[Records drawn from a dataset]
<<<<
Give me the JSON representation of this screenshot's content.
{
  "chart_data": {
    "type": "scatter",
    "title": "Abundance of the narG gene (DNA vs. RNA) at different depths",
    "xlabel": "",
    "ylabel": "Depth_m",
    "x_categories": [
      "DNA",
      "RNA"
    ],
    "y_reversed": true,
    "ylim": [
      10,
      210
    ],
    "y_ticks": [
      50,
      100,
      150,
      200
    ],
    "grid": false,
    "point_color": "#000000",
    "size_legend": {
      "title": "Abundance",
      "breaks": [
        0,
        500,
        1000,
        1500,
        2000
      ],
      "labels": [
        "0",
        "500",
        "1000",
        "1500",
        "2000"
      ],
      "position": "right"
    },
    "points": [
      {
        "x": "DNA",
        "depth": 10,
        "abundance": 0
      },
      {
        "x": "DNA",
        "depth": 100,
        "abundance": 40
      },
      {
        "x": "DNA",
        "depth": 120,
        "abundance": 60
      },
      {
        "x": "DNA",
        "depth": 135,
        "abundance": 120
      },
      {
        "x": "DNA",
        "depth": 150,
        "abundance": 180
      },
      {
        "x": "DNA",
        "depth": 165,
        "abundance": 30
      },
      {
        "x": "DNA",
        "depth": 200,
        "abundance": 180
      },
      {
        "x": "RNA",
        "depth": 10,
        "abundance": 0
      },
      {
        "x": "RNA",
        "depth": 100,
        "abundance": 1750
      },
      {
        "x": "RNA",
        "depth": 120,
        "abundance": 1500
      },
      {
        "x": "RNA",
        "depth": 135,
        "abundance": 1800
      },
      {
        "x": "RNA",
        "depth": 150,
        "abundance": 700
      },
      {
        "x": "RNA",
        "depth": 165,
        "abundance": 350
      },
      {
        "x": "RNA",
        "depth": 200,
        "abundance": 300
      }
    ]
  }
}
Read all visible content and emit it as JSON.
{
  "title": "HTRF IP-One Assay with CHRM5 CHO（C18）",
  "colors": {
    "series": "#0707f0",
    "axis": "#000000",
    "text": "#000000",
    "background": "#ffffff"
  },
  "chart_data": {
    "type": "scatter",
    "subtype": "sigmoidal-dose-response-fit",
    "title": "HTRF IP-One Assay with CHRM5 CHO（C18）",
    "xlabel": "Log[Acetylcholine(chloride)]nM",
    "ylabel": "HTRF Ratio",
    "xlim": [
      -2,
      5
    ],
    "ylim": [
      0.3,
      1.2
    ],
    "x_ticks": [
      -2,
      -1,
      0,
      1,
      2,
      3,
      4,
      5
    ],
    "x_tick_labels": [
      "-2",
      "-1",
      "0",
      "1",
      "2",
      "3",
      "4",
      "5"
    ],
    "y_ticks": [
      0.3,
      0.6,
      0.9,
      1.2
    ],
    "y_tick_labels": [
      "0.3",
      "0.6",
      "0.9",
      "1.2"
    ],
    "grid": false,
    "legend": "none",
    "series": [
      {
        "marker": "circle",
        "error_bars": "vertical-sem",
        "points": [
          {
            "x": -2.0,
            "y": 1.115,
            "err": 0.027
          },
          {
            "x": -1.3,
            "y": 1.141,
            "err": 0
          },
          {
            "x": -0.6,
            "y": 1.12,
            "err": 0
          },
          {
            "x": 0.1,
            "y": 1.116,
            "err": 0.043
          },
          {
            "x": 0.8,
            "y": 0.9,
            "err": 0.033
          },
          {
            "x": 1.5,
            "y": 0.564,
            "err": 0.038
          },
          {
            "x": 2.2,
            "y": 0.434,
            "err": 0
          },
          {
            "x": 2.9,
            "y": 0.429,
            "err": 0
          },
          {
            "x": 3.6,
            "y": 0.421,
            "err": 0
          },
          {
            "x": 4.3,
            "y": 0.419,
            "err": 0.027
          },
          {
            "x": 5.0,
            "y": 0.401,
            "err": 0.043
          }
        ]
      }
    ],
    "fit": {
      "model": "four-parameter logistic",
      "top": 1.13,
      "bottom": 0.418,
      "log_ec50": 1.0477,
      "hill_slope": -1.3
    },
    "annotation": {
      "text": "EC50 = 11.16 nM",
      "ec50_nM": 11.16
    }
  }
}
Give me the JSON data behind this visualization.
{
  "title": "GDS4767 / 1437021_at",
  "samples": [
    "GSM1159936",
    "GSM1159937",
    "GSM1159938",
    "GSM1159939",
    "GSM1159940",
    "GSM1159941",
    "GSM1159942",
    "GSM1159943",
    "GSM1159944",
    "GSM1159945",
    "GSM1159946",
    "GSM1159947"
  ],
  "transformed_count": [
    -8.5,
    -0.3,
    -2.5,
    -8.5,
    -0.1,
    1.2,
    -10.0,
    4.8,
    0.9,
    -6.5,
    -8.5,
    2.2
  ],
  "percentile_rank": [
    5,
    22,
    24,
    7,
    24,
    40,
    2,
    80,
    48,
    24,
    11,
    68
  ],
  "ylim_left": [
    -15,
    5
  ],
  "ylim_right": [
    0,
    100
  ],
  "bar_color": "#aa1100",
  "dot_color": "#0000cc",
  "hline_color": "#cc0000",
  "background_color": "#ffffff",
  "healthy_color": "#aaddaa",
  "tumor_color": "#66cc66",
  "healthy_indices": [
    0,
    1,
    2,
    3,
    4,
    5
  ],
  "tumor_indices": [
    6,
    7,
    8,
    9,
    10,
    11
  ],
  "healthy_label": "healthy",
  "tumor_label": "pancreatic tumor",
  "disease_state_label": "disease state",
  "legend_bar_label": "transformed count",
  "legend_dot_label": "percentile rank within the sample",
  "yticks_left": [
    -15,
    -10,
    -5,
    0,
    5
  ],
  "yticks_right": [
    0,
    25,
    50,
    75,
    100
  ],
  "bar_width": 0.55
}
>>>>
● **Instructions for the task**: To complete this exercise, set down every line above exactly once more.

● **Response**:
Give me the JSON representation of this screenshot's content.
{
  "chart_data": {
    "type": "scatter",
    "title": "Abundance of the narG gene (DNA vs. RNA) at different depths",
    "xlabel": "",
    "ylabel": "Depth_m",
    "x_categories": [
      "DNA",
      "RNA"
    ],
    "y_reversed": true,
    "ylim": [
      10,
      210
    ],
    "y_ticks": [
      50,
      100,
      150,
      200
    ],
    "grid": false,
    "point_color": "#000000",
    "size_legend": {
      "title": "Abundance",
      "breaks": [
        0,
        500,
        1000,
        1500,
        2000
      ],
      "labels": [
        "0",
        "500",
        "1000",
        "1500",
        "2000"
      ],
      "position": "right"
    },
    "points": [
      {
        "x": "DNA",
        "depth": 10,
        "abundance": 0
      },
      {
        "x": "DNA",
        "depth": 100,
        "abundance": 40
      },
      {
        "x": "DNA",
        "depth": 120,
        "abundance": 60
      },
      {
        "x": "DNA",
        "depth": 135,
        "abundance": 120
      },
      {
        "x": "DNA",
        "depth": 150,
        "abundance": 180
      },
      {
        "x": "DNA",
        "depth": 165,
        "abundance": 30
      },
      {
        "x": "DNA",
        "depth": 200,
        "abundance": 180
      },
      {
        "x": "RNA",
        "depth": 10,
        "abundance": 0
      },
      {
        "x": "RNA",
        "depth": 100,
        "abundance": 1750
      },
      {
        "x": "RNA",
        "depth": 120,
        "abundance": 1500
      },
      {
        "x": "RNA",
        "depth": 135,
        "abundance": 1800
      },
      {
        "x": "RNA",
        "depth": 150,
        "abundance": 700
      },
      {
        "x": "RNA",
        "depth": 165,
        "abundance": 350
      },
      {
        "x": "RNA",
        "depth": 200,
        "abundance": 300
      }
    ]
  }
}
Read all visible content and emit it as JSON.
{
  "title": "HTRF IP-One Assay with CHRM5 CHO（C18）",
  "colors": {
    "series": "#0707f0",
    "axis": "#000000",
    "text": "#000000",
    "background": "#ffffff"
  },
  "chart_data": {
    "type": "scatter",
    "subtype": "sigmoidal-dose-response-fit",
    "title": "HTRF IP-One Assay with CHRM5 CHO（C18）",
    "xlabel": "Log[Acetylcholine(chloride)]nM",
    "ylabel": "HTRF Ratio",
    "xlim": [
      -2,
      5
    ],
    "ylim": [
      0.3,
      1.2
    ],
    "x_ticks": [
      -2,
      -1,
      0,
      1,
      2,
      3,
      4,
      5
    ],
    "x_tick_labels": [
      "-2",
      "-1",
      "0",
      "1",
      "2",
      "3",
      "4",
      "5"
    ],
    "y_ticks": [
      0.3,
      0.6,
      0.9,
      1.2
    ],
    "y_tick_labels": [
      "0.3",
      "0.6",
      "0.9",
      "1.2"
    ],
    "grid": false,
    "legend": "none",
    "series": [
      {
        "marker": "circle",
        "error_bars": "vertical-sem",
        "points": [
          {
            "x": -2.0,
            "y": 1.115,
            "err": 0.027
          },
          {
            "x": -1.3,
            "y": 1.141,
            "err": 0
          },
          {
            "x": -0.6,
            "y": 1.12,
            "err": 0
          },
          {
            "x": 0.1,
            "y": 1.116,
            "err": 0.043
          },
          {
            "x": 0.8,
            "y": 0.9,
            "err": 0.033
          },
          {
            "x": 1.5,
            "y": 0.564,
            "err": 0.038
          },
          {
            "x": 2.2,
            "y": 0.434,
            "err": 0
          },
          {
            "x": 2.9,
            "y": 0.429,
            "err": 0
          },
          {
            "x": 3.6,
            "y": 0.421,
            "err": 0
          },
          {
            "x": 4.3,
            "y": 0.419,
            "err": 0.027
          },
          {
            "x": 5.0,
            "y": 0.401,
            "err": 0.043
          }
        ]
      }
    ],
    "fit": {
      "model": "four-parameter logistic",
      "top": 1.13,
      "bottom": 0.418,
      "log_ec50": 1.0477,
      "hill_slope": -1.3
    },
    "annotation": {
      "text": "EC50 = 11.16 nM",
      "ec50_nM": 11.16
    }
  }
}
Give me the JSON data behind this visualization.
{
  "title": "GDS4767 / 1437021_at",
  "samples": [
    "GSM1159936",
    "GSM1159937",
    "GSM1159938",
    "GSM1159939",
    "GSM1159940",
    "GSM1159941",
    "GSM1159942",
    "GSM1159943",
    "GSM1159944",
    "GSM1159945",
    "GSM1159946",
    "GSM1159947"
  ],
  "transformed_count": [
    -8.5,
    -0.3,
    -2.5,
    -8.5,
    -0.1,
    1.2,
    -10.0,
    4.8,
    0.9,
    -6.5,
    -8.5,
    2.2
  ],
  "percentile_rank": [
    5,
    22,
    24,
    7,
    24,
    40,
    2,
    80,
    48,
    24,
    11,
    68
  ],
  "ylim_left": [
    -15,
    5
  ],
  "ylim_right": [
    0,
    100
  ],
  "bar_color": "#aa1100",
  "dot_color": "#0000cc",
  "hline_color": "#cc0000",
  "background_color": "#ffffff",
  "healthy_color": "#aaddaa",
  "tumor_color": "#66cc66",
  "healthy_indices": [
    0,
    1,
    2,
    3,
    4,
    5
  ],
  "tumor_indices": [
    6,
    7,
    8,
    9,
    10,
    11
  ],
  "healthy_label": "healthy",
  "tumor_label": "pancreatic tumor",
  "disease_state_label": "disease state",
  "legend_bar_label": "transformed count",
  "legend_dot_label": "percentile rank within the sample",
  "yticks_left": [
    -15,
    -10,
    -5,
    0,
    5
  ],
  "yticks_right": [
    0,
    25,
    50,
    75,
    100
  ],
  "bar_width": 0.55
}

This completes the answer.